- Stated task 1 -
Decide whether each statement below agrees with the text on fruits and vegetables. For each one, answer yes or no and quote the deciding words from the text. (a) A botanist's definition of a fruit depends on whether it tastes sweet. (b) The term vegetable covers roots, tubers, stems, and leaves used for food. (c) Grapes grow on trees.

- Selected extract -
◆ ◆ ◆ ◆

Closeup of an array of vegetables including carrots, radishes, and lettuce, and gardener holding up tomatoes, in green filter.

Trying to classify what’s a fruit and what’s a vegetable isn’t always cut and dry. In fact, the debate about it can get pretty juicy—seedy, even. This all stems from the fact that some things we eat are technically fruits but are almost always called vegetables (and treated like vegetables, too). Some people make a distinction based on the level of sweetness, but the difference—from the perspective of a botanist, at least—is less a matter of taste and more a matter of which part of the plant you’re eating.

This article will get to the root of which foods are fruits, which are vegetables, and which are actually fruits despite always getting placed with the vegetables at the grocery store. You’ll come away with answers to these questions and more:

 

  • What exactly is the difference between fruits and vegetables?
  • Is a tomato a fruit or a vegetable?
  • Is a potato a vegetable?
  • Are berries fruit?
  • What about nuts?

We’ll even include a list of the fruits and vegetables whose categorization status most often pits people against each other, along with their technical classification and what they’re usually considered in culinary use. (Spoilage alert: the fruit and veggie puns are already pretty ripe, but they’re going to get even grosser.)

⚡ Quick summary

Technically speaking, a fruit is a plant’s developed ovary that comes from a flower and contains one or multiple seeds. The term vegetable is much broader—it refers to any part of a plant that’s used for food, including the roots, tubers, stems, and leaves. Many of the foods that we casually call vegetables, like tomatoes, are technically fruits. Still, it’s a technical distinction that’s usually ignored in practical contexts, such as menus or the layout of the produce section.

What is the difference between a fruit and a vegetable?

To a botanist, the word fruit specifically refers to the edible part of a seed plant that develops from a flower into a ripened ovary that contains one or more seeds—fertilized seeds capable of generating a new plant. Fruits come from many different types of plants: apples grow on trees, grapes grow on vines, and blueberries grow on shrubs, for example. The botanical definition of a fruit has nothing to do with whether or not it tastes sweet.

◆ ◆ ◆ ◆

Image layout annotations
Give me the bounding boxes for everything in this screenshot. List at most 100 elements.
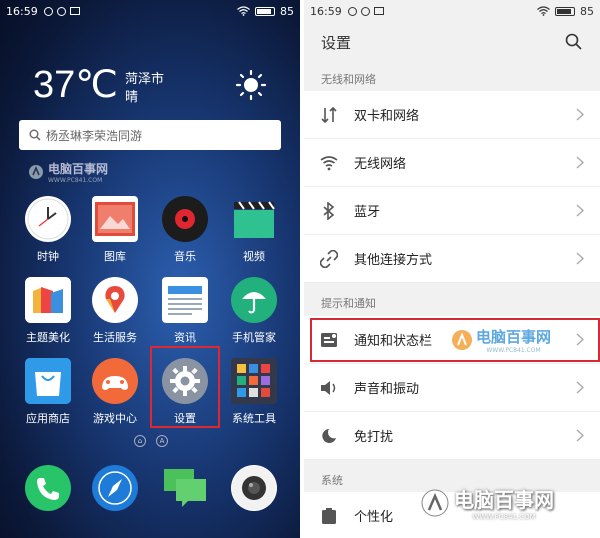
life-service-icon [92, 277, 138, 323]
settings-item-label: 无线网络 [354, 157, 407, 172]
messages-icon [162, 465, 208, 511]
app-label: 音乐 [174, 250, 196, 263]
app-gallery[interactable]: 图库 [80, 196, 150, 264]
personalize-icon [320, 507, 338, 525]
home-page-icon[interactable]: ⌂ [134, 435, 146, 447]
watermark: 电脑百事网 WWW.PC841.COM [420, 484, 554, 521]
app-label: 视频 [243, 250, 265, 263]
watermark-sub: WWW.PC841.COM [486, 347, 541, 354]
settings-item-wifi[interactable]: 无线网络 [304, 139, 600, 187]
app-music[interactable]: 音乐 [150, 196, 220, 264]
camera-icon [231, 465, 277, 511]
notification-icon [360, 6, 370, 16]
search-icon [29, 129, 41, 141]
app-system-tools[interactable]: 系统工具 [219, 358, 289, 426]
app-game-center[interactable]: 游戏中心 [80, 358, 150, 426]
search-hint: 杨丞琳李荣浩同游 [46, 128, 143, 143]
home-screen: 16:59 85 37℃ 菏泽市 晴 杨丞琳李荣浩同游 电脑百事网 WWW.PC… [0, 0, 300, 538]
watermark-sub: WWW.PC841.COM [472, 513, 536, 521]
app-news[interactable]: 资讯 [150, 277, 220, 345]
app-store-icon [25, 358, 71, 404]
wifi-icon [320, 154, 338, 172]
app-label: 手机管家 [232, 331, 276, 344]
app-label: 主题美化 [26, 331, 70, 344]
search-bar[interactable]: 杨丞琳李荣浩同游 [19, 120, 281, 150]
app-clock[interactable]: 时钟 [13, 196, 83, 264]
wifi-icon [537, 6, 550, 16]
settings-item-label: 声音和振动 [354, 382, 420, 397]
sun-icon [236, 70, 266, 100]
chevron-right-icon [576, 429, 584, 442]
theme-icon [25, 277, 71, 323]
watermark-title: 电脑百事网 [48, 162, 109, 176]
wifi-icon [237, 6, 250, 16]
highlight-box [150, 346, 220, 428]
settings-item-bluetooth[interactable]: 蓝牙 [304, 187, 600, 235]
page-indicator: ⌂ A [134, 435, 168, 447]
app-store[interactable]: 应用商店 [13, 358, 83, 426]
image-icon [373, 7, 384, 15]
bluetooth-icon [320, 201, 338, 220]
search-icon[interactable] [565, 33, 582, 50]
settings-item-dual-sim[interactable]: 双卡和网络 [304, 91, 600, 139]
moon-icon [320, 427, 338, 445]
chevron-right-icon [576, 252, 584, 265]
chevron-right-icon [576, 381, 584, 394]
section-header-notify: 提示和通知 [321, 297, 376, 310]
phone-manager-icon [231, 277, 277, 323]
status-time: 16:59 [310, 4, 342, 18]
chevron-right-icon [576, 156, 584, 169]
watermark: 电脑百事网 WWW.PC841.COM [28, 160, 108, 184]
settings-screen: 16:59 85 设置 无线和网络 双卡和网络 无线网络 蓝牙 其他连接方式 提… [304, 0, 600, 538]
settings-item-label: 双卡和网络 [354, 109, 420, 124]
sound-icon [320, 379, 338, 397]
app-label: 资讯 [174, 331, 196, 344]
watermark: 电脑百事网 WWW.PC841.COM [451, 326, 551, 354]
video-icon [231, 196, 277, 242]
settings-item-label: 个性化 [354, 510, 394, 525]
game-center-icon [92, 358, 138, 404]
weather-city: 菏泽市 [125, 72, 165, 87]
app-phone-manager[interactable]: 手机管家 [219, 277, 289, 345]
settings-item-label: 蓝牙 [354, 205, 381, 220]
dual-sim-icon [320, 106, 338, 124]
dock-browser[interactable] [80, 465, 150, 511]
dock-phone[interactable] [13, 465, 83, 511]
watermark-logo [421, 489, 449, 516]
dock-messages[interactable] [150, 465, 220, 511]
app-label: 图库 [104, 250, 126, 263]
app-label: 应用商店 [26, 412, 70, 425]
notification-icon [43, 6, 53, 16]
battery-icon [555, 6, 575, 16]
app-label: 游戏中心 [93, 412, 137, 425]
app-label: 系统工具 [232, 412, 276, 425]
settings-item-sound[interactable]: 声音和振动 [304, 364, 600, 412]
clock-icon [25, 196, 71, 242]
phone-icon [25, 465, 71, 511]
browser-icon [92, 465, 138, 511]
battery-level: 85 [280, 4, 294, 18]
chevron-right-icon [576, 108, 584, 121]
watermark-title: 电脑百事网 [476, 328, 552, 346]
status-bar: 16:59 85 [304, 0, 600, 22]
app-life-service[interactable]: 生活服务 [80, 277, 150, 345]
settings-item-do-not-disturb[interactable]: 免打扰 [304, 412, 600, 460]
page-title: 设置 [321, 33, 352, 52]
system-tools-icon [231, 358, 277, 404]
app-video[interactable]: 视频 [219, 196, 289, 264]
settings-item-label: 免打扰 [354, 430, 394, 445]
app-label: 时钟 [37, 250, 59, 263]
status-bar: 16:59 85 [0, 0, 300, 22]
dock-camera[interactable] [219, 465, 289, 511]
page-dot[interactable]: A [156, 435, 168, 447]
watermark-title: 电脑百事网 [454, 488, 554, 512]
watermark-logo [452, 330, 472, 350]
status-time: 16:59 [6, 4, 38, 18]
app-theme[interactable]: 主题美化 [13, 277, 83, 345]
notification-icon [56, 6, 66, 16]
settings-item-other-connections[interactable]: 其他连接方式 [304, 235, 600, 283]
weather-condition: 晴 [125, 90, 139, 105]
battery-level: 85 [580, 4, 594, 18]
section-header-wireless: 无线和网络 [321, 73, 376, 86]
news-icon [162, 277, 208, 323]
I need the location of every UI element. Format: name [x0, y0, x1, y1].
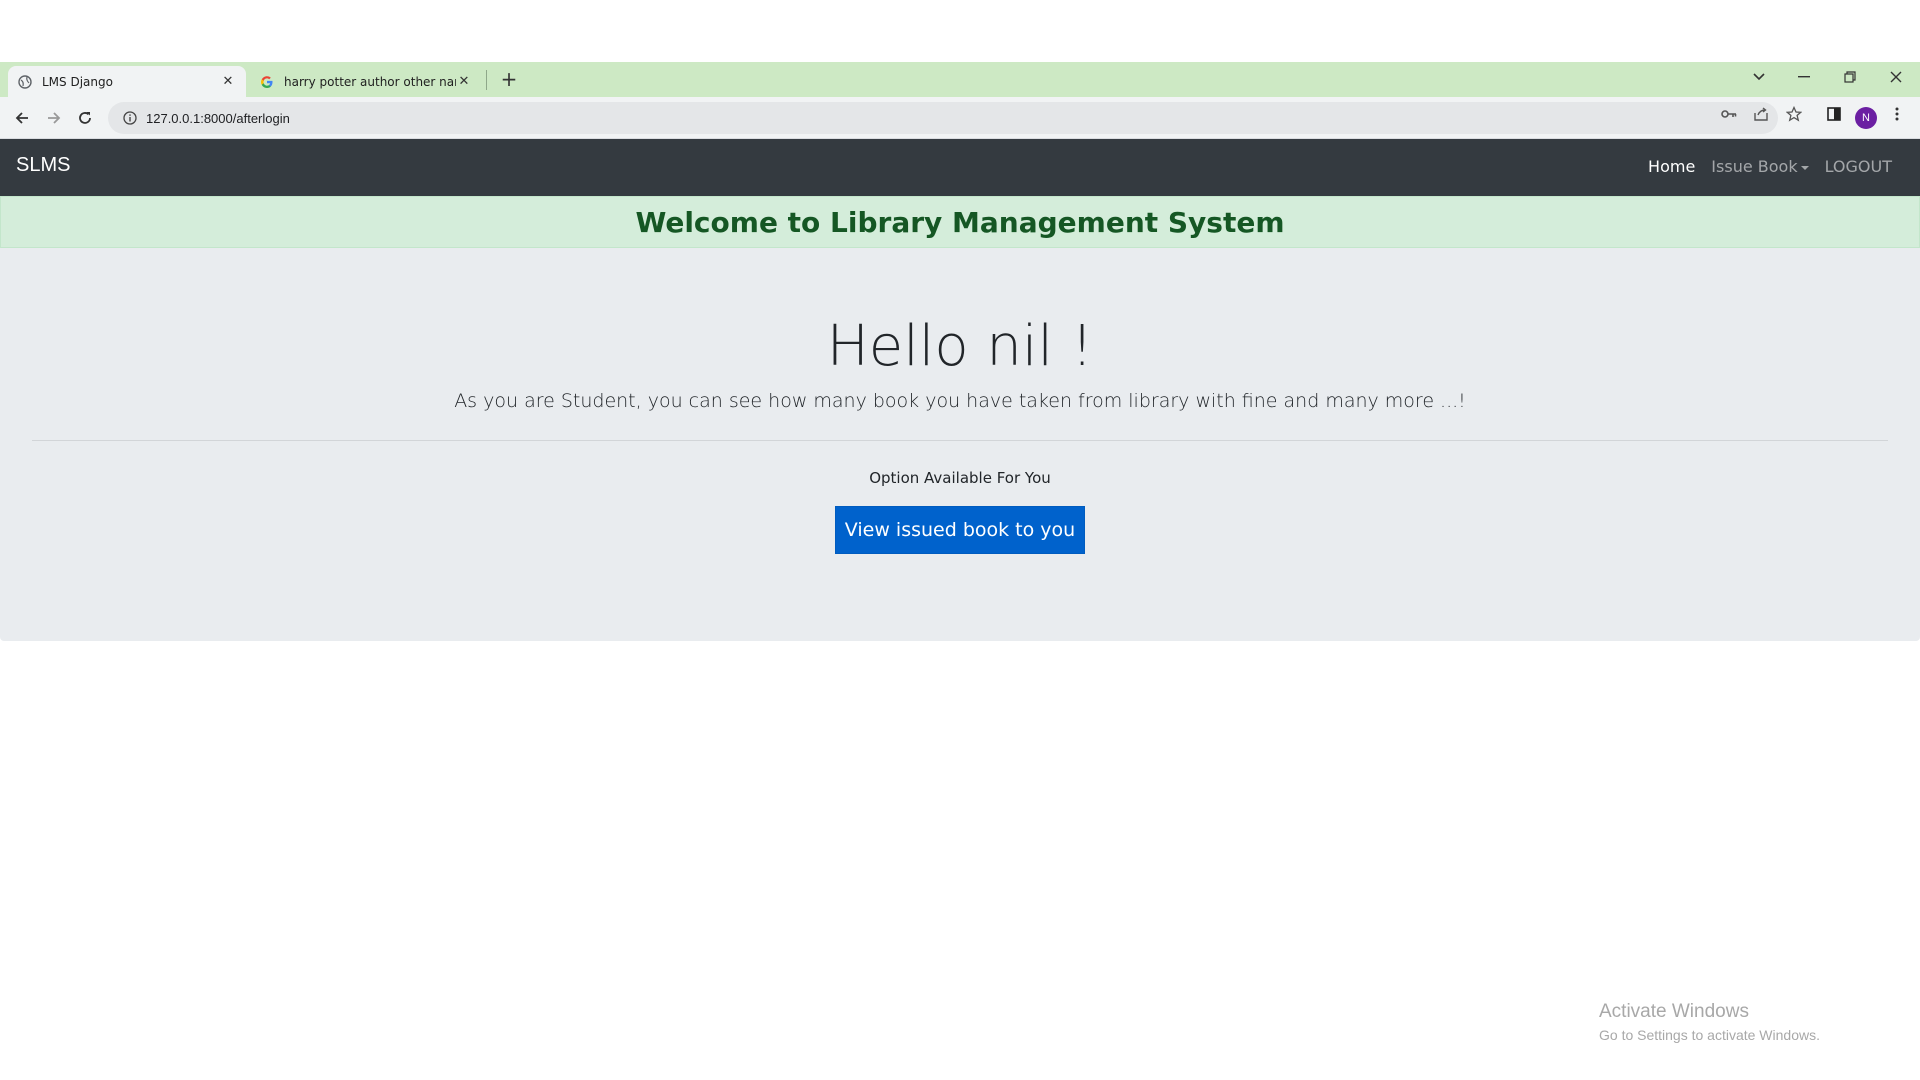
address-url: 127.0.0.1:8000/afterlogin: [146, 110, 290, 126]
close-icon[interactable]: ✕: [220, 74, 236, 90]
tab-title: harry potter author other name: [284, 74, 456, 89]
site-info-icon[interactable]: [114, 111, 146, 125]
reload-icon[interactable]: [72, 105, 98, 131]
new-tab-plus-icon[interactable]: +: [498, 66, 520, 92]
nav-issue-book-label: Issue Book: [1711, 157, 1798, 176]
restore-icon[interactable]: [1828, 62, 1872, 92]
browser-tab[interactable]: harry potter author other name ✕: [250, 66, 482, 97]
profile-avatar[interactable]: N: [1855, 107, 1877, 129]
nav-links: Home Issue Book LOGOUT: [1648, 157, 1892, 176]
nav-logout[interactable]: LOGOUT: [1825, 157, 1892, 176]
nav-issue-book-dropdown[interactable]: Issue Book: [1711, 157, 1809, 176]
close-icon[interactable]: ✕: [456, 74, 472, 90]
lead-text: As you are Student, you can see how many…: [454, 390, 1466, 412]
minimize-icon[interactable]: [1782, 62, 1826, 92]
share-icon[interactable]: [1752, 105, 1770, 123]
browser-tab-active[interactable]: LMS Django ✕: [8, 66, 246, 97]
forward-arrow-icon[interactable]: [41, 105, 67, 131]
nav-home[interactable]: Home: [1648, 157, 1695, 176]
site-navbar: SLMS Home Issue Book LOGOUT: [0, 139, 1920, 196]
google-icon: [260, 75, 274, 89]
welcome-banner: Welcome to Library Management System: [0, 196, 1920, 248]
window-close-icon[interactable]: [1874, 62, 1918, 92]
caret-down-icon: [1800, 165, 1809, 170]
bookmark-star-icon[interactable]: [1785, 105, 1803, 123]
browser-tabstrip: LMS Django ✕ harry potter author other n…: [0, 62, 1920, 97]
browser-toolbar: 127.0.0.1:8000/afterlogin N: [0, 97, 1920, 139]
brand-logo[interactable]: SLMS: [16, 154, 70, 177]
tab-divider: [486, 70, 487, 90]
browser-menu-icon[interactable]: [1888, 105, 1906, 123]
horizontal-rule: [32, 440, 1888, 441]
address-bar[interactable]: 127.0.0.1:8000/afterlogin: [108, 102, 1778, 134]
back-arrow-icon[interactable]: [9, 105, 35, 131]
activate-windows-subtitle: Go to Settings to activate Windows.: [1599, 1027, 1820, 1043]
tab-search-chevron-icon[interactable]: [1737, 62, 1781, 92]
globe-icon: [18, 74, 32, 89]
view-issued-book-button[interactable]: View issued book to you: [835, 506, 1085, 554]
key-icon[interactable]: [1720, 105, 1738, 123]
greeting-heading: Hello nil !: [826, 314, 1094, 379]
tab-title: LMS Django: [42, 74, 113, 89]
activate-windows-title: Activate Windows: [1599, 1001, 1749, 1022]
side-panel-icon[interactable]: [1825, 105, 1843, 123]
welcome-heading: Welcome to Library Management System: [635, 205, 1285, 239]
option-label: Option Available For You: [869, 469, 1051, 487]
jumbotron: Hello nil ! As you are Student, you can …: [0, 248, 1920, 641]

◆ ◆ ◆ ◆

- Stated task 2 -
Transcribe everything in the listing from the line containing "address-url: 127.0.0.1:8000/afterlogin: [146, 110, 290, 126]" down to the line containing "nav-issue-book-label: Issue Book: [1711, 157, 1798, 176]", including both of those lines.

- Solution 1 -
(a) No: "The botanical definition of a fruit has nothing to do with whether or not it tastes sweet."
(b) Yes: "it refers to any part of a plant that’s used for food, including the roots, tubers, stems, and leaves."
(c) No: "grapes grow on vines"

- Solution 2 -
address-url: 127.0.0.1:8000/afterlogin: [146, 110, 290, 126]
close-icon[interactable]: ✕: [220, 74, 236, 90]
tab-title: harry potter author other name: [284, 74, 456, 89]
site-info-icon[interactable]: [114, 111, 146, 125]
reload-icon[interactable]: [72, 105, 98, 131]
new-tab-plus-icon[interactable]: +: [498, 66, 520, 92]
nav-issue-book-label: Issue Book: [1711, 157, 1798, 176]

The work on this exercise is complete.